*** Testo della pagina

La pandemia ci ha portato nelle nostre abitazioni, in questi giorni, ancora più film e serie tv (da Netflix ad Amazon, da Google a Disney, solo per citare le piattaforme più utilizzate da tutti noi), programmi televisivi di varia natura, interi set da palestra, cibo in grandi quantità, vestiti, medicine, mentre per scambiare due parole con amici e parenti (se non vivono con noi fin dall’inizio) c’è whatsapp, facebook e tutti gli altri social. Insomma, forse non ce ne siamo accorti, ma stiamo vivendo completamente online.
Abituarsi al cambiamento
Il concetto è ripreso anche dalla rivista del MIT di Boston, technologyreview.com, dove in un articolo di Gideon Lichfield si cerca di spiegare in che modo questa pandemia di covid-19 potrebbe cambiare radicalmente e drasticamente il nostro stile di vita, le nostre abitudini e persino il nostro modo di relazionarci con amici e parenti.
Due sono le priorità per le Istituzioni in questo momento: fermare i contagi e i decessi; cercare di isolare i cittadini con norme stringenti di quarantena e distanziamento sociale. E l’economia? Per questo altrettanto fondamentale settore, da una parte ci sono gli impianti strategici, che non possono chiudere (energia/acqua, alimentari, agricoltura-zootecnia, farmaceutica, solo per ricordarne alcune), dall’altra c’è internet e l’economia delle app e dei servizi “on demand”.

******
*** I dati

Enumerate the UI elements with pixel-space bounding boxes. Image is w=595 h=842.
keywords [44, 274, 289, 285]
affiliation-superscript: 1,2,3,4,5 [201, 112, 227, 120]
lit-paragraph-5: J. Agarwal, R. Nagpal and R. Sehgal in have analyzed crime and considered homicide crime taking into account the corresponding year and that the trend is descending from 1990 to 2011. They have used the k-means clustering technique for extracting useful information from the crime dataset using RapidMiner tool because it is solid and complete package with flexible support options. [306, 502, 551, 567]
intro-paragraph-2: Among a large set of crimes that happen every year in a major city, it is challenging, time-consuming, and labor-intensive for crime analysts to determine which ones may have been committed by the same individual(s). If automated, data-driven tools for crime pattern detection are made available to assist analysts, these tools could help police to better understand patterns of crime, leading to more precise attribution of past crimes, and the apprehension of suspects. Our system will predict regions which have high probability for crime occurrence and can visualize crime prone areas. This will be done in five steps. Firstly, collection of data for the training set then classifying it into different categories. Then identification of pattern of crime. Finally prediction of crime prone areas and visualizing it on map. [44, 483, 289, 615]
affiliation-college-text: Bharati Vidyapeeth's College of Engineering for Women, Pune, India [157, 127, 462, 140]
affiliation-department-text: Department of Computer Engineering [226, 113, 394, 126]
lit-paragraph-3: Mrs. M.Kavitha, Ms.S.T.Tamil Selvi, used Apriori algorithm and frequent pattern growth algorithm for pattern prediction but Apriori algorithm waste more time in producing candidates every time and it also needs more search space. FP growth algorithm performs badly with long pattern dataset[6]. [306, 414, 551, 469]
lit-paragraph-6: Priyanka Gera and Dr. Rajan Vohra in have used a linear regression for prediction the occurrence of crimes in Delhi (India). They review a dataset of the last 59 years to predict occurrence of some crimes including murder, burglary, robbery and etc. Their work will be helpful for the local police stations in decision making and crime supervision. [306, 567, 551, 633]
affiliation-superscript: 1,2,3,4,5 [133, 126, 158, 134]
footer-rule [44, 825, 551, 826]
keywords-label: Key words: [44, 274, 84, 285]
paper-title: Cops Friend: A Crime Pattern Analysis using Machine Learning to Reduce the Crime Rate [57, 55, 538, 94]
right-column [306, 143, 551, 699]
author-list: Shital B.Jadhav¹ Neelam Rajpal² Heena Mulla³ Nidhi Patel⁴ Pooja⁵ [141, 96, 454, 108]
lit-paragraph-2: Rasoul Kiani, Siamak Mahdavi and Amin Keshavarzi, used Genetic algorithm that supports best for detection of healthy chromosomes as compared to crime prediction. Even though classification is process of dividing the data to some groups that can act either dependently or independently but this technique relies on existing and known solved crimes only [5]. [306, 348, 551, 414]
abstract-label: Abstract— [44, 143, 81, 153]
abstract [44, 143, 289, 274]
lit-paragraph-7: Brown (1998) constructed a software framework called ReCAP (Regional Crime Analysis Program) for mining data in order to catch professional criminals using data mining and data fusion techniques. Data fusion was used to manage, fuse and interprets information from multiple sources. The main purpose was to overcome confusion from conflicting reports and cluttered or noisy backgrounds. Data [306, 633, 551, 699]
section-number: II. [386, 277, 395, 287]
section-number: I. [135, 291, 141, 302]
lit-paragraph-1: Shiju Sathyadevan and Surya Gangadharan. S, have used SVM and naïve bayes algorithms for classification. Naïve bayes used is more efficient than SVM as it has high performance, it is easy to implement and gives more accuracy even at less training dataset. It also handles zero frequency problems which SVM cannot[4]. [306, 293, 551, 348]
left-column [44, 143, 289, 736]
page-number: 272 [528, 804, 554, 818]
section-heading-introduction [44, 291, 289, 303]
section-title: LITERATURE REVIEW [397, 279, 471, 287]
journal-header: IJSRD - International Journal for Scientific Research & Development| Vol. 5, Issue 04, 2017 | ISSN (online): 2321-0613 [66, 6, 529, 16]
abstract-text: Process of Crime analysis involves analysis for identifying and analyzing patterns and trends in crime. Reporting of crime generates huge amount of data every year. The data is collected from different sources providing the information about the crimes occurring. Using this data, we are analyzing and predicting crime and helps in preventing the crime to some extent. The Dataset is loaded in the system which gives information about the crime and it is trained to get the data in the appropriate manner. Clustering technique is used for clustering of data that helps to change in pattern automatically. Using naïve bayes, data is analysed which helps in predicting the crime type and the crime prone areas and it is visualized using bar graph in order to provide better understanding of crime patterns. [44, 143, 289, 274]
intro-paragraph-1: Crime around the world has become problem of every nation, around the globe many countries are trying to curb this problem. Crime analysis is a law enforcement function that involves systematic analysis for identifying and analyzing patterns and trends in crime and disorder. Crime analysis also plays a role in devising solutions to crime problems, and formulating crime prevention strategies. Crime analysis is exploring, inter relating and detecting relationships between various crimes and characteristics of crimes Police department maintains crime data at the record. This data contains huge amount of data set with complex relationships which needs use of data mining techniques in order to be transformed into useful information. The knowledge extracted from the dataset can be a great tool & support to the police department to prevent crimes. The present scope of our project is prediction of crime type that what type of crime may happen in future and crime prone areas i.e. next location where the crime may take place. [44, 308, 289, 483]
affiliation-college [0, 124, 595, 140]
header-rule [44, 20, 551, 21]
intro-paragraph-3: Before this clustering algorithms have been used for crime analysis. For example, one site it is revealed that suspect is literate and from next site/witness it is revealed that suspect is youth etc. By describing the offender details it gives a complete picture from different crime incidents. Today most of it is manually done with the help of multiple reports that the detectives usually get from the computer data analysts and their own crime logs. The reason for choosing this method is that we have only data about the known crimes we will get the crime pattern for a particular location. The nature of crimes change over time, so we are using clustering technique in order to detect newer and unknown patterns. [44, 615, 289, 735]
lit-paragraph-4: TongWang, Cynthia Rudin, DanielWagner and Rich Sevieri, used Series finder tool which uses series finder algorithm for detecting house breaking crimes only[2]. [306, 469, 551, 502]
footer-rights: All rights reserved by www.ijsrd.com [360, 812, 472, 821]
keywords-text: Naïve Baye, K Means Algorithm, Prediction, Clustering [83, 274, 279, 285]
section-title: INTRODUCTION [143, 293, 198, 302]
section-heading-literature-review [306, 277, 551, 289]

******

* **Compito da svolgere 1**
Stampa senza modifiche il passo del testo sulla pandemia che comincia con "La pandemia ci" e termina con "amici e parenti.".
* **Compito da svolgere 2**
Fornisci il seguito del testo sulla pandemia e la vita online, ripartendo subito dopo la sua ultima frase.

* **Risposta scritta 1**
La pandemia ci ha portato nelle nostre abitazioni, in questi giorni, ancora più film e serie tv (da Netflix ad Amazon, da Google a Disney, solo per citare le piattaforme più utilizzate da tutti noi), programmi televisivi di varia natura, interi set da palestra, cibo in grandi quantità, vestiti, medicine, mentre per scambiare due parole con amici e parenti (se non vivono con noi fin dall’inizio) c’è whatsapp, facebook e tutti gli altri social. Insomma, forse non ce ne siamo accorti, ma stiamo vivendo completamente online.
Abituarsi al cambiamento
Il concetto è ripreso anche dalla rivista del MIT di Boston, technologyreview.com, dove in un articolo di Gideon Lichfield si cerca di spiegare in che modo questa pandemia di covid-19 potrebbe cambiare radicalmente e drasticamente il nostro stile di vita, le nostre abitudini e persino il nostro modo di relazionarci con amici e parenti.

* **Risposta scritta 2**
Nel tentativo di tenere a bada i contagi, quindi di provare ad abbassare la curva della pandemia, i Governi impongono il lockdown. Il problema è che i tempi non sono certi. Siamo passati da un paio di settimane a un mese, forse più di un mese, anche in considerazione del fatto che un eventuale vaccino non arriverà prima di un anno e mezzo, forse due (se tutto andrà bene).
Alcuni scienziati ipotizzano che saremo costretti a vivere in costante isolamento, alternato a qualche settimana di vita quasi “normale” (“quarantena yo-yo”). Altri ipotizzano, nella migliore delle ipotesi, avremo cinema e teatri con pochissimi posti (ammesso che saranno economicamente sostenibili), palestre e negozi a numero chiuso, con percorsi obbligati e distanziometri.
Libertà individuali e diritti
Ogni nostro movimento online e offline sarà tracciato, soprattutto se usciremo di casa, quando sarà possibile. Il contagio cammina con gli esseri umani, quindi, per sapere come si comporta il virus, sarà necessario seguirti in ogni momento e sapere che fai.
Chi pagherà di più per tutto questo? “As usual, however, the true cost will be borne by the poorest and weakest”, i poveri e i più deboli, come sempre accade. Il rischio maggiore è un più forte e diffuso sfruttamento dei lavoratori precari della gig-economy e una maggiore marginalizzazione di immigrati, senzatetto, rifugiati, disoccupati, che essendo tali non avranno un domicilio dove rinchiudersi, ne amici da cui stare, ne soldi a sufficienza per pagarsi un affitto.
Curarsi sarà costoso, almeno che gli Stati non interverranno con regole chiare e risorse pubbliche: se sei ad alto rischio contagio, perché abiti in zone periferiche e malsane, o perché semplicemente sei povero, difficilmente troverai chi vorrà curarti, perché non potrai permetterti un’assicurazione.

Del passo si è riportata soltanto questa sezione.